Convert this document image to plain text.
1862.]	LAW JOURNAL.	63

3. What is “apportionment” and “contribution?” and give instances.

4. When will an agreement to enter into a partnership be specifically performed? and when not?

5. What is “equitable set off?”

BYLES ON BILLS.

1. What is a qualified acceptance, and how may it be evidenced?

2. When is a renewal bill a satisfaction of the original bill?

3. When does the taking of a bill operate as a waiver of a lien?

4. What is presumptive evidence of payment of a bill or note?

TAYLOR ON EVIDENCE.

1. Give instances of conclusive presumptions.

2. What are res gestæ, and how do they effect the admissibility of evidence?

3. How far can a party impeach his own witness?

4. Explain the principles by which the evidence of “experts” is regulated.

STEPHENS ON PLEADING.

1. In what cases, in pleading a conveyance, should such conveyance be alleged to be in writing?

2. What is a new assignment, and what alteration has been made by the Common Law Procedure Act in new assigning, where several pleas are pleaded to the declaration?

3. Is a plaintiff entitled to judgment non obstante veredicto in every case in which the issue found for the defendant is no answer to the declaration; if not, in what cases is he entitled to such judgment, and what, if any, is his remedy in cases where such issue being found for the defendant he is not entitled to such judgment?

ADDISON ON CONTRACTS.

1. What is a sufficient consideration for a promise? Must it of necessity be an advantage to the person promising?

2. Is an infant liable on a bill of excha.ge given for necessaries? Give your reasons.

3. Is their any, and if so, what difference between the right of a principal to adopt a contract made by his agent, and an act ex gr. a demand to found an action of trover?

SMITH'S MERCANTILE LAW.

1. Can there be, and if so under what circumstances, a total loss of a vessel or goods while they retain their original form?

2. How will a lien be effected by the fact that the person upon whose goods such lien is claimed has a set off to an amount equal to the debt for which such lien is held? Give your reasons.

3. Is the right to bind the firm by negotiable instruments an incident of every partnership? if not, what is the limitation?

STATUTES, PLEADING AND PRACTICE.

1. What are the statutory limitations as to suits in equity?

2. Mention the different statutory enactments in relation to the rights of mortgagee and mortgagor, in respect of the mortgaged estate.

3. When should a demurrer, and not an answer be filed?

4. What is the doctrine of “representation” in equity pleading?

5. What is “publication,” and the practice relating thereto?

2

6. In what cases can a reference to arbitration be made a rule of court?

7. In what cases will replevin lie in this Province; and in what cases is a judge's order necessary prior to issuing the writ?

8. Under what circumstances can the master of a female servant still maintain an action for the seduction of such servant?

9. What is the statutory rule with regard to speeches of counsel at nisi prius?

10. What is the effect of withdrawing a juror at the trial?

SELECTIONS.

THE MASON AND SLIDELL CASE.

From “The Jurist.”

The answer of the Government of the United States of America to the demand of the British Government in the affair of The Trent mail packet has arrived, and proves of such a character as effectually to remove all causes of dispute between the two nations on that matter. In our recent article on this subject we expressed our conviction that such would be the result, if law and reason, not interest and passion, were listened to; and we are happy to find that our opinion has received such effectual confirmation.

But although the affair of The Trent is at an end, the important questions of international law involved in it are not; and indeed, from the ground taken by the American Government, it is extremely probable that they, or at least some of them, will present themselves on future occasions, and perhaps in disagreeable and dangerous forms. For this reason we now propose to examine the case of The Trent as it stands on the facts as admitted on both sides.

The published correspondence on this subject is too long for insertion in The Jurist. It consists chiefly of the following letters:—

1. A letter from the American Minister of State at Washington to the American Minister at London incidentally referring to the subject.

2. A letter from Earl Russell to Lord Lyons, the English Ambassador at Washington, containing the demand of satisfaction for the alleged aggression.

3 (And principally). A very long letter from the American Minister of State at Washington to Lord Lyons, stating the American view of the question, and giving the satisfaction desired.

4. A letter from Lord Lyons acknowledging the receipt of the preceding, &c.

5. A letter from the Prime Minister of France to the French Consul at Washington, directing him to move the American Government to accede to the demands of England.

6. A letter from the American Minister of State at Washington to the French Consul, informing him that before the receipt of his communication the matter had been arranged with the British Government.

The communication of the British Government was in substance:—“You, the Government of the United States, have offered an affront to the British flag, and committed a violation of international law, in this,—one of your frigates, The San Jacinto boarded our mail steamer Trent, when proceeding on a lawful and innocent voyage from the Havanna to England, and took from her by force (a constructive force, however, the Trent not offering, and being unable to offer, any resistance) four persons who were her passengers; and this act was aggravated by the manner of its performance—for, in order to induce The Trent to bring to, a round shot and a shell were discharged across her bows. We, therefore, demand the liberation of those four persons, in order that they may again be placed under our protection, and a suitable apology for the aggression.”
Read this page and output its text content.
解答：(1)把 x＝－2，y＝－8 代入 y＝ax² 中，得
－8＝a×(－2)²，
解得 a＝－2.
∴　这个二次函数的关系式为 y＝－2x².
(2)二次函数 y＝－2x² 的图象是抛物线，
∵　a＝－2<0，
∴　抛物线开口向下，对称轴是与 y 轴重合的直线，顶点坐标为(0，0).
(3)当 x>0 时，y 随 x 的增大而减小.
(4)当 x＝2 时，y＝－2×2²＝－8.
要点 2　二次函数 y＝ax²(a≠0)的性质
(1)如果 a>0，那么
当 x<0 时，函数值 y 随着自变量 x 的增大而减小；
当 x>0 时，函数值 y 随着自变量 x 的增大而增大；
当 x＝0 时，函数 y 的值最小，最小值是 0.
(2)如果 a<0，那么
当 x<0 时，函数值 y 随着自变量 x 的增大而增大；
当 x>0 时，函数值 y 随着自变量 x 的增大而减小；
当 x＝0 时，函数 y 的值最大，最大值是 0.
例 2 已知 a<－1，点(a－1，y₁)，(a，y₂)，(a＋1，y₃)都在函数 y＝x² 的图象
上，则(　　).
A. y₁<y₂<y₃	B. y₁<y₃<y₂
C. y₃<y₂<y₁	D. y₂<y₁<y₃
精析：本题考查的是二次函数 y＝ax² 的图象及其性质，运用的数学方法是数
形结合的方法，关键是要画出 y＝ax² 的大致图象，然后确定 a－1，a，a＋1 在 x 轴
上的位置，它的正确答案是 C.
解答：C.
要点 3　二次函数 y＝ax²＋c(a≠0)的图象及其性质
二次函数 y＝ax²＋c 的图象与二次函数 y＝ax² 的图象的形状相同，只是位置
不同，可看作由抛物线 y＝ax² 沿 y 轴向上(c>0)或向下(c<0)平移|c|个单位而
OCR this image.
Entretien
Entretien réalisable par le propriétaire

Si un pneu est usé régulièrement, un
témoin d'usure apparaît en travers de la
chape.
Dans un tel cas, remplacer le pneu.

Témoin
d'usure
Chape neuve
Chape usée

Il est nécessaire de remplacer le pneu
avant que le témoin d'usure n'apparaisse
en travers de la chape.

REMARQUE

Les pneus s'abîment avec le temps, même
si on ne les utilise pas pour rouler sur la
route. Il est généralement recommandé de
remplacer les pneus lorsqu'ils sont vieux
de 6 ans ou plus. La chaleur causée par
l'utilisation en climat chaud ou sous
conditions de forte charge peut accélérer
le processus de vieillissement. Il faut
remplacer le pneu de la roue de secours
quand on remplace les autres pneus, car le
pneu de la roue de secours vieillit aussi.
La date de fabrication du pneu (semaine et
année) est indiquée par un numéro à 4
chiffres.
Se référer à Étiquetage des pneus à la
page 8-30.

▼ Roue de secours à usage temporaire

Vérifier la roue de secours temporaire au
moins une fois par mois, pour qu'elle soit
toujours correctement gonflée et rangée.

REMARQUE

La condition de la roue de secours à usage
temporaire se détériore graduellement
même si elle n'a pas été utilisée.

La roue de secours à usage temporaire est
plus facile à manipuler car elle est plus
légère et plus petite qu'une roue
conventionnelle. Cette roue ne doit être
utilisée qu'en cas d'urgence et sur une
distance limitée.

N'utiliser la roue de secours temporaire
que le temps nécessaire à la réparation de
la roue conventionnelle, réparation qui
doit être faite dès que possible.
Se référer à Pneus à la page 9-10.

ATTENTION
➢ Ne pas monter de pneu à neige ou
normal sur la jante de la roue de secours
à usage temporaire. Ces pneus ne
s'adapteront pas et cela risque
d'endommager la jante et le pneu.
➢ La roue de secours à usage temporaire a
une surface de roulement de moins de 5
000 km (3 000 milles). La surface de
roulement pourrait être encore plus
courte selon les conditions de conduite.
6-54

Written instruction - Which lines run from the one containing "OCR this image." to the end of the entries above? Quote exactly those, and only those.

Result of the task -
OCR this image.
Entretien
Entretien réalisable par le propriétaire

Si un pneu est usé régulièrement, un
témoin d'usure apparaît en travers de la
chape.
Dans un tel cas, remplacer le pneu.

Témoin
d'usure
Chape neuve
Chape usée

Il est nécessaire de remplacer le pneu
avant que le témoin d'usure n'apparaisse
en travers de la chape.

REMARQUE

Les pneus s'abîment avec le temps, même
si on ne les utilise pas pour rouler sur la
route. Il est généralement recommandé de
remplacer les pneus lorsqu'ils sont vieux
de 6 ans ou plus. La chaleur causée par
l'utilisation en climat chaud ou sous
conditions de forte charge peut accélérer
le processus de vieillissement. Il faut
remplacer le pneu de la roue de secours
quand on remplace les autres pneus, car le
pneu de la roue de secours vieillit aussi.
La date de fabrication du pneu (semaine et
année) est indiquée par un numéro à 4
chiffres.
Se référer à Étiquetage des pneus à la
page 8-30.

▼ Roue de secours à usage temporaire

Vérifier la roue de secours temporaire au
moins une fois par mois, pour qu'elle soit
toujours correctement gonflée et rangée.

REMARQUE

La condition de la roue de secours à usage
temporaire se détériore graduellement
même si elle n'a pas été utilisée.

La roue de secours à usage temporaire est
plus facile à manipuler car elle est plus
légère et plus petite qu'une roue
conventionnelle. Cette roue ne doit être
utilisée qu'en cas d'urgence et sur une
distance limitée.

N'utiliser la roue de secours temporaire
que le temps nécessaire à la réparation de
la roue conventionnelle, réparation qui
doit être faite dès que possible.
Se référer à Pneus à la page 9-10.

ATTENTION
➢ Ne pas monter de pneu à neige ou
normal sur la jante de la roue de secours
à usage temporaire. Ces pneus ne
s'adapteront pas et cela risque
d'endommager la jante et le pneu.
➢ La roue de secours à usage temporaire a
une surface de roulement de moins de 5
000 km (3 000 milles). La surface de
roulement pourrait être encore plus
courte selon les conditions de conduite.
6-54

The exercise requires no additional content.